▶ DIRECTIONS FOR THIS TASK
Work out how many lines contain "contest". Reply with the count alone.

▶ INFORMATION GIVEN
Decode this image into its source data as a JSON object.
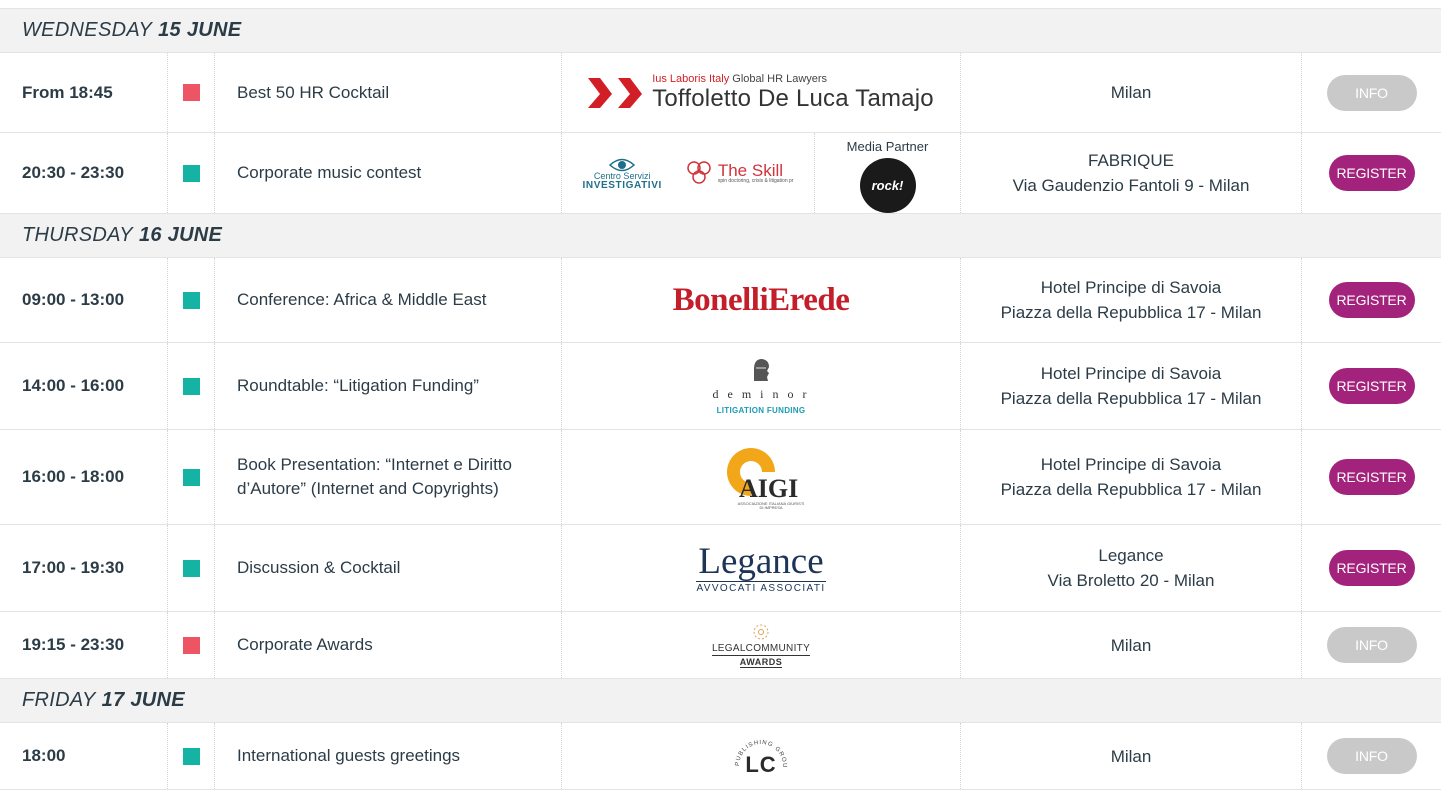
{
  "colors": {
    "social": "#ed5565",
    "conference": "#14b3a3",
    "register": "#a3237c",
    "info": "#c9c9c9"
  },
  "days": [
    {
      "label": "WEDNESDAY",
      "date": "15 JUNE",
      "events": [
        {
          "time": "From 18:45",
          "color": "social",
          "title": "Best 50 HR Cocktail",
          "logo": {
            "name": "toffoletto-logo",
            "line1a": "Ius Laboris Italy",
            "line1b": "Global HR Lawyers",
            "line2": "Toffoletto De Luca Tamajo"
          },
          "location": [
            "Milan"
          ],
          "button": "INFO"
        },
        {
          "time": "20:30 - 23:30",
          "color": "conference",
          "title": "Corporate music contest",
          "logo": {
            "name": "music-contest-logos",
            "csi_top": "Centro Servizi",
            "csi_bottom": "INVESTIGATIVI",
            "skill": "The Skill",
            "skill_sub": "spin doctoring, crisis & litigation pr",
            "media_partner": "Media Partner",
            "rock": "rock!"
          },
          "location": [
            "FABRIQUE",
            "Via Gaudenzio Fantoli 9 - Milan"
          ],
          "button": "REGISTER"
        }
      ]
    },
    {
      "label": "THURSDAY",
      "date": "16 JUNE",
      "events": [
        {
          "time": "09:00 - 13:00",
          "color": "conference",
          "title": "Conference: Africa & Middle East",
          "logo": {
            "name": "bonellierede-logo",
            "text": "BonelliErede"
          },
          "location": [
            "Hotel Principe di Savoia",
            "Piazza della Repubblica 17 - Milan"
          ],
          "button": "REGISTER"
        },
        {
          "time": "14:00 - 16:00",
          "color": "conference",
          "title": "Roundtable: “Litigation Funding”",
          "logo": {
            "name": "deminor-logo",
            "text": "d e m i n o r",
            "sub": "LITIGATION FUNDING"
          },
          "location": [
            "Hotel Principe di Savoia",
            "Piazza della Repubblica 17 - Milan"
          ],
          "button": "REGISTER"
        },
        {
          "time": "16:00 - 18:00",
          "color": "conference",
          "title": "Book Presentation: “Internet e Diritto d’Autore” (Internet and Copyrights)",
          "logo": {
            "name": "aigi-logo",
            "text": "AIGI",
            "sub": "ASSOCIAZIONE ITALIANA GIURISTI DI IMPRESA"
          },
          "location": [
            "Hotel Principe di Savoia",
            "Piazza della Repubblica 17 - Milan"
          ],
          "button": "REGISTER"
        },
        {
          "time": "17:00 - 19:30",
          "color": "conference",
          "title": "Discussion & Cocktail",
          "logo": {
            "name": "legance-logo",
            "text": "Legance",
            "sub": "AVVOCATI ASSOCIATI"
          },
          "location": [
            "Legance",
            "Via Broletto 20 - Milan"
          ],
          "button": "REGISTER"
        },
        {
          "time": "19:15 - 23:30",
          "color": "social",
          "title": "Corporate Awards",
          "logo": {
            "name": "legalcommunity-awards-logo",
            "text": "LEGALCOMMUNITY",
            "sub": "AWARDS"
          },
          "location": [
            "Milan"
          ],
          "button": "INFO"
        }
      ]
    },
    {
      "label": "FRIDAY",
      "date": "17 JUNE",
      "events": [
        {
          "time": "18:00",
          "color": "conference",
          "title": "International guests greetings",
          "logo": {
            "name": "lc-publishing-logo",
            "text": "LC",
            "arc": "PUBLISHING GROUP"
          },
          "location": [
            "Milan"
          ],
          "button": "INFO"
        }
      ]
    }
  ]
}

▶ REPLY TO THE EXERCISE
2